--- Begin PROVIDED DATA ---

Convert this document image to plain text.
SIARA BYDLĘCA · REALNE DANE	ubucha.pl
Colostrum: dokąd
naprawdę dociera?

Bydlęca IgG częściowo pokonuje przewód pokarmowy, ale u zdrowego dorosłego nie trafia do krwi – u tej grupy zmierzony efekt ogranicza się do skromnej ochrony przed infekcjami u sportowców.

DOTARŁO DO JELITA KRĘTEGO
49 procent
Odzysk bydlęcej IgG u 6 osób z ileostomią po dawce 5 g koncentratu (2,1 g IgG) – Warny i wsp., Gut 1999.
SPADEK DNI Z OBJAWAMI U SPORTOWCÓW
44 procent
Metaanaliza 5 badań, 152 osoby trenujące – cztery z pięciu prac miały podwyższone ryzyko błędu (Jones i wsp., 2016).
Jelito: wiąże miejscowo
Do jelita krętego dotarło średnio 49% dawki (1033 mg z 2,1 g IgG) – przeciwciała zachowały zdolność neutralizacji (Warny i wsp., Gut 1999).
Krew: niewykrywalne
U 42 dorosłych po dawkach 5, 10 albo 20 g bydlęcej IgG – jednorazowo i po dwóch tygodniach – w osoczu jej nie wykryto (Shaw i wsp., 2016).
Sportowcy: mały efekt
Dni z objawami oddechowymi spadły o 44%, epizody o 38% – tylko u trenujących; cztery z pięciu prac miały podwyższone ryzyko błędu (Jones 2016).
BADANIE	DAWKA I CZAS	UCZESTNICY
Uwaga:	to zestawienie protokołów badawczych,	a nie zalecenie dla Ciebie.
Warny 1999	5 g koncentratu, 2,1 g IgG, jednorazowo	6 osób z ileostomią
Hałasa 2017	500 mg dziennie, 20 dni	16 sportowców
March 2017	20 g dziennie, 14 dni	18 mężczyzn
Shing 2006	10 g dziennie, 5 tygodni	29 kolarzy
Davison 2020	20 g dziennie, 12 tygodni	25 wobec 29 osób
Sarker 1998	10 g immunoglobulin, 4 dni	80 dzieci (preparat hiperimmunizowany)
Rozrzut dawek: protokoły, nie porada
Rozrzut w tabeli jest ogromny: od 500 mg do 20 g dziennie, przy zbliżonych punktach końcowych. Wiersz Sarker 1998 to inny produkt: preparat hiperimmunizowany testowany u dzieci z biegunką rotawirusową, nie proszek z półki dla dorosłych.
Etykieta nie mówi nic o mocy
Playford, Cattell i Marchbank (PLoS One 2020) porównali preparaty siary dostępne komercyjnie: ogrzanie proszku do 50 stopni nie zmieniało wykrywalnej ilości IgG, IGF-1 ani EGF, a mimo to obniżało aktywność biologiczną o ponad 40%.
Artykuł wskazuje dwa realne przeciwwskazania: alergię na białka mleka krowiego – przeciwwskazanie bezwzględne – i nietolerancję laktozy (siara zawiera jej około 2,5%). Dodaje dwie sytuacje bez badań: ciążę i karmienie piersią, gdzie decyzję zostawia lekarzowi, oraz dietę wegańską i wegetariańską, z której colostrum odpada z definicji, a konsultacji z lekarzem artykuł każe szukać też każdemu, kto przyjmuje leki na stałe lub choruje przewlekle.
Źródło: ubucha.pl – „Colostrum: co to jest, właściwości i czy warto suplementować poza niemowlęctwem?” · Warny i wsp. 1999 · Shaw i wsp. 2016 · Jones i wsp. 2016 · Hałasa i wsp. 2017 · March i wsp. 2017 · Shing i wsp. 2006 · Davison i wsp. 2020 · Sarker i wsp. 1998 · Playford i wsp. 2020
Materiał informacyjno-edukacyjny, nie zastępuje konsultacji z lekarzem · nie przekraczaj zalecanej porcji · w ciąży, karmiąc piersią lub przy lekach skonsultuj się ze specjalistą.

--- End PROVIDED DATA ---

→ **PROBLEM DETAILS**: Please quote the data above in full, with no line missing.

→ **COMPLETE RESPONSE**:
Convert this document image to plain text.
SIARA BYDLĘCA · REALNE DANE	ubucha.pl
Colostrum: dokąd
naprawdę dociera?

Bydlęca IgG częściowo pokonuje przewód pokarmowy, ale u zdrowego dorosłego nie trafia do krwi – u tej grupy zmierzony efekt ogranicza się do skromnej ochrony przed infekcjami u sportowców.

DOTARŁO DO JELITA KRĘTEGO
49 procent
Odzysk bydlęcej IgG u 6 osób z ileostomią po dawce 5 g koncentratu (2,1 g IgG) – Warny i wsp., Gut 1999.
SPADEK DNI Z OBJAWAMI U SPORTOWCÓW
44 procent
Metaanaliza 5 badań, 152 osoby trenujące – cztery z pięciu prac miały podwyższone ryzyko błędu (Jones i wsp., 2016).
Jelito: wiąże miejscowo
Do jelita krętego dotarło średnio 49% dawki (1033 mg z 2,1 g IgG) – przeciwciała zachowały zdolność neutralizacji (Warny i wsp., Gut 1999).
Krew: niewykrywalne
U 42 dorosłych po dawkach 5, 10 albo 20 g bydlęcej IgG – jednorazowo i po dwóch tygodniach – w osoczu jej nie wykryto (Shaw i wsp., 2016).
Sportowcy: mały efekt
Dni z objawami oddechowymi spadły o 44%, epizody o 38% – tylko u trenujących; cztery z pięciu prac miały podwyższone ryzyko błędu (Jones 2016).
BADANIE	DAWKA I CZAS	UCZESTNICY
Uwaga:	to zestawienie protokołów badawczych,	a nie zalecenie dla Ciebie.
Warny 1999	5 g koncentratu, 2,1 g IgG, jednorazowo	6 osób z ileostomią
Hałasa 2017	500 mg dziennie, 20 dni	16 sportowców
March 2017	20 g dziennie, 14 dni	18 mężczyzn
Shing 2006	10 g dziennie, 5 tygodni	29 kolarzy
Davison 2020	20 g dziennie, 12 tygodni	25 wobec 29 osób
Sarker 1998	10 g immunoglobulin, 4 dni	80 dzieci (preparat hiperimmunizowany)
Rozrzut dawek: protokoły, nie porada
Rozrzut w tabeli jest ogromny: od 500 mg do 20 g dziennie, przy zbliżonych punktach końcowych. Wiersz Sarker 1998 to inny produkt: preparat hiperimmunizowany testowany u dzieci z biegunką rotawirusową, nie proszek z półki dla dorosłych.
Etykieta nie mówi nic o mocy
Playford, Cattell i Marchbank (PLoS One 2020) porównali preparaty siary dostępne komercyjnie: ogrzanie proszku do 50 stopni nie zmieniało wykrywalnej ilości IgG, IGF-1 ani EGF, a mimo to obniżało aktywność biologiczną o ponad 40%.
Artykuł wskazuje dwa realne przeciwwskazania: alergię na białka mleka krowiego – przeciwwskazanie bezwzględne – i nietolerancję laktozy (siara zawiera jej około 2,5%). Dodaje dwie sytuacje bez badań: ciążę i karmienie piersią, gdzie decyzję zostawia lekarzowi, oraz dietę wegańską i wegetariańską, z której colostrum odpada z definicji, a konsultacji z lekarzem artykuł każe szukać też każdemu, kto przyjmuje leki na stałe lub choruje przewlekle.
Źródło: ubucha.pl – „Colostrum: co to jest, właściwości i czy warto suplementować poza niemowlęctwem?” · Warny i wsp. 1999 · Shaw i wsp. 2016 · Jones i wsp. 2016 · Hałasa i wsp. 2017 · March i wsp. 2017 · Shing i wsp. 2006 · Davison i wsp. 2020 · Sarker i wsp. 1998 · Playford i wsp. 2020
Materiał informacyjno-edukacyjny, nie zastępuje konsultacji z lekarzem · nie przekraczaj zalecanej porcji · w ciąży, karmiąc piersią lub przy lekach skonsultuj się ze specjalistą.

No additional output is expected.